Dataset records

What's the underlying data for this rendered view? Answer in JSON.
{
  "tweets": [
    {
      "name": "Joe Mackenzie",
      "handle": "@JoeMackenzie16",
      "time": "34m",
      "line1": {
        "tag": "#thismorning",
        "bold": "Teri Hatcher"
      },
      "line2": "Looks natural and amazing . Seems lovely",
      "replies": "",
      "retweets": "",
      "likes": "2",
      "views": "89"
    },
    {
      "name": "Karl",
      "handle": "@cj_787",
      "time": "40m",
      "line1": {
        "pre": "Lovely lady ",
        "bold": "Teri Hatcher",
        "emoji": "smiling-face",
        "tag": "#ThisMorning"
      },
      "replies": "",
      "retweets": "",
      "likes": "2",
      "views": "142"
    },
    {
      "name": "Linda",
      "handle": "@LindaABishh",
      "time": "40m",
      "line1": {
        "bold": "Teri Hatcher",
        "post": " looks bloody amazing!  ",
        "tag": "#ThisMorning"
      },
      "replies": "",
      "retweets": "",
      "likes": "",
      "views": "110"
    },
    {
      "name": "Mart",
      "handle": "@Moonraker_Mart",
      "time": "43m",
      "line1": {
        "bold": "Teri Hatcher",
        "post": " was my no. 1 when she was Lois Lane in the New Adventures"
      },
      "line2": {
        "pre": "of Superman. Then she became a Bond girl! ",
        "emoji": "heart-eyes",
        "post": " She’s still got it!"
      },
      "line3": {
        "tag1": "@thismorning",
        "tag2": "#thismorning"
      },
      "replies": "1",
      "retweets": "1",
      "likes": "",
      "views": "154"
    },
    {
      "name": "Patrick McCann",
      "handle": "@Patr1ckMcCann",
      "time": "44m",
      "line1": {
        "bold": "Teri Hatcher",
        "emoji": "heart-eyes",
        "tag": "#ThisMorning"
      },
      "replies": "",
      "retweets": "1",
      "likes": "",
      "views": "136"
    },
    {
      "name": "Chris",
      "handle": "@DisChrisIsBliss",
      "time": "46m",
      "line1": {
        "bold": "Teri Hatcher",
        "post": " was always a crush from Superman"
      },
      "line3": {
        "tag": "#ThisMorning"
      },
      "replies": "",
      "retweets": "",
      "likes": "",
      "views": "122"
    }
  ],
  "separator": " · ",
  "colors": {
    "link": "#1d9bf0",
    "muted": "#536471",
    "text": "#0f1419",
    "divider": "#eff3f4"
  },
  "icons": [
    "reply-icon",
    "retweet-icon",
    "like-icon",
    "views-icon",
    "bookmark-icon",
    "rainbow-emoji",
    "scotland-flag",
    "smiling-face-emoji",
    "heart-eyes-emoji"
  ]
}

What you should do: Reproduce every entry shown above, precisely as it stands.

Full solution:
What's the underlying data for this rendered view? Answer in JSON.
{
  "tweets": [
    {
      "name": "Joe Mackenzie",
      "handle": "@JoeMackenzie16",
      "time": "34m",
      "line1": {
        "tag": "#thismorning",
        "bold": "Teri Hatcher"
      },
      "line2": "Looks natural and amazing . Seems lovely",
      "replies": "",
      "retweets": "",
      "likes": "2",
      "views": "89"
    },
    {
      "name": "Karl",
      "handle": "@cj_787",
      "time": "40m",
      "line1": {
        "pre": "Lovely lady ",
        "bold": "Teri Hatcher",
        "emoji": "smiling-face",
        "tag": "#ThisMorning"
      },
      "replies": "",
      "retweets": "",
      "likes": "2",
      "views": "142"
    },
    {
      "name": "Linda",
      "handle": "@LindaABishh",
      "time": "40m",
      "line1": {
        "bold": "Teri Hatcher",
        "post": " looks bloody amazing!  ",
        "tag": "#ThisMorning"
      },
      "replies": "",
      "retweets": "",
      "likes": "",
      "views": "110"
    },
    {
      "name": "Mart",
      "handle": "@Moonraker_Mart",
      "time": "43m",
      "line1": {
        "bold": "Teri Hatcher",
        "post": " was my no. 1 when she was Lois Lane in the New Adventures"
      },
      "line2": {
        "pre": "of Superman. Then she became a Bond girl! ",
        "emoji": "heart-eyes",
        "post": " She’s still got it!"
      },
      "line3": {
        "tag1": "@thismorning",
        "tag2": "#thismorning"
      },
      "replies": "1",
      "retweets": "1",
      "likes": "",
      "views": "154"
    },
    {
      "name": "Patrick McCann",
      "handle": "@Patr1ckMcCann",
      "time": "44m",
      "line1": {
        "bold": "Teri Hatcher",
        "emoji": "heart-eyes",
        "tag": "#ThisMorning"
      },
      "replies": "",
      "retweets": "1",
      "likes": "",
      "views": "136"
    },
    {
      "name": "Chris",
      "handle": "@DisChrisIsBliss",
      "time": "46m",
      "line1": {
        "bold": "Teri Hatcher",
        "post": " was always a crush from Superman"
      },
      "line3": {
        "tag": "#ThisMorning"
      },
      "replies": "",
      "retweets": "",
      "likes": "",
      "views": "122"
    }
  ],
  "separator": " · ",
  "colors": {
    "link": "#1d9bf0",
    "muted": "#536471",
    "text": "#0f1419",
    "divider": "#eff3f4"
  },
  "icons": [
    "reply-icon",
    "retweet-icon",
    "like-icon",
    "views-icon",
    "bookmark-icon",
    "rainbow-emoji",
    "scotland-flag",
    "smiling-face-emoji",
    "heart-eyes-emoji"
  ]
}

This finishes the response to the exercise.